* Set exercise
Output the data word for word, dropping every image.

* Raw data
>> BEGIN
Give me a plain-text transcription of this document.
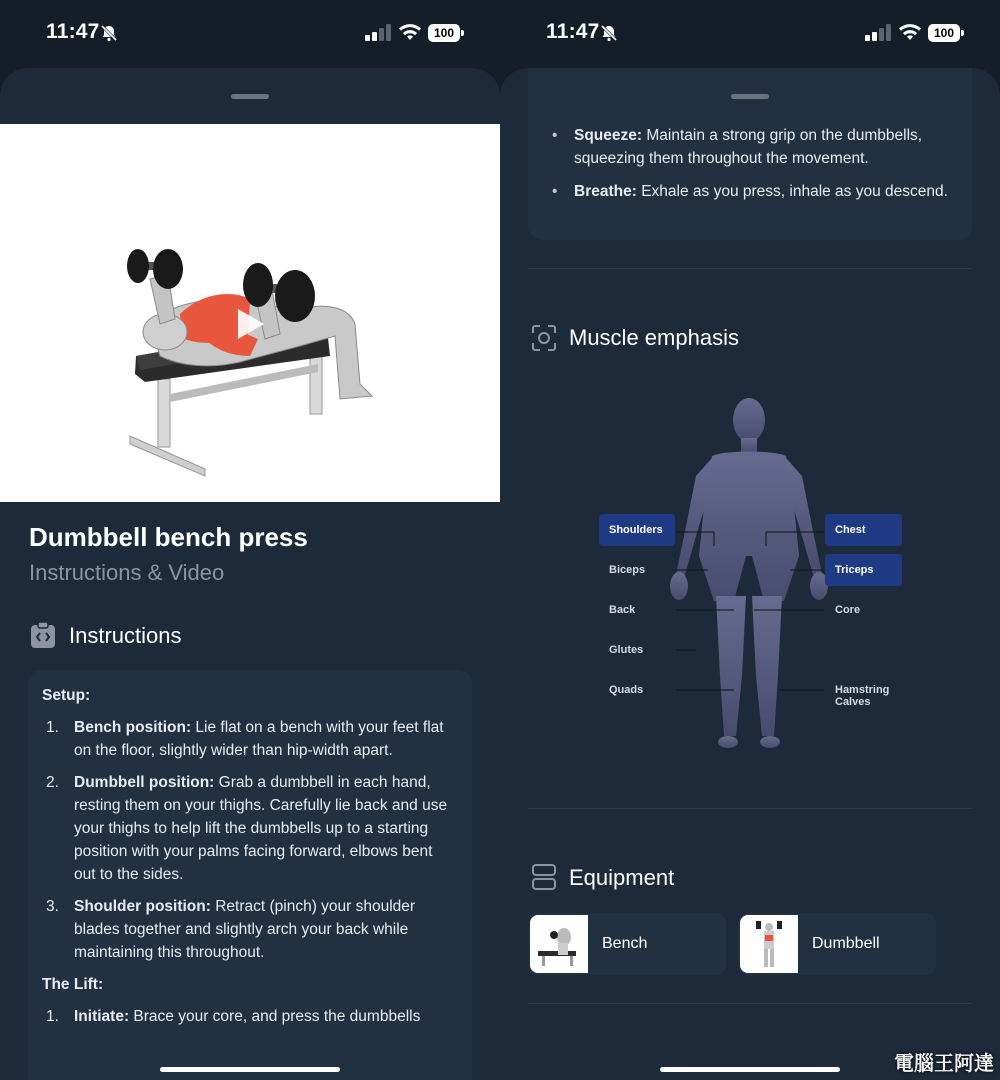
11:47	100
Dumbbell bench press
Instructions & Video
Instructions
Setup:
1. Bench position: Lie flat on a bench with your feet flat on the floor, slightly wider than hip-width apart.
2. Dumbbell position: Grab a dumbbell in each hand, resting them on your thighs. Carefully lie back and use your thighs to help lift the dumbbells up to a starting position with your palms facing forward, elbows bent out to the sides.
3. Shoulder position: Retract (pinch) your shoulder blades together and slightly arch your back while maintaining this throughout.
The Lift:
1. Initiate: Brace your core, and press the dumbbells
11:47	100
• Squeeze: Maintain a strong grip on the dumbbells, squeezing them throughout the movement.
• Breathe: Exhale as you press, inhale as you descend.
Muscle emphasis
Shoulders
Biceps
Back
Glutes
Quads
Chest
Triceps
Core
Hamstring
Calves
Equipment
Bench	Dumbbell
電腦王阿達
>> END
* Result for this exercise
Give me a plain-text transcription of this document.
11:47	100
Dumbbell bench press
Instructions & Video
Instructions
Setup:
1. Bench position: Lie flat on a bench with your feet flat on the floor, slightly wider than hip-width apart.
2. Dumbbell position: Grab a dumbbell in each hand, resting them on your thighs. Carefully lie back and use your thighs to help lift the dumbbells up to a starting position with your palms facing forward, elbows bent out to the sides.
3. Shoulder position: Retract (pinch) your shoulder blades together and slightly arch your back while maintaining this throughout.
The Lift:
1. Initiate: Brace your core, and press the dumbbells
11:47	100
• Squeeze: Maintain a strong grip on the dumbbells, squeezing them throughout the movement.
• Breathe: Exhale as you press, inhale as you descend.
Muscle emphasis
Shoulders
Biceps
Back
Glutes
Quads
Chest
Triceps
Core
Hamstring
Calves
Equipment
Bench	Dumbbell
電腦王阿達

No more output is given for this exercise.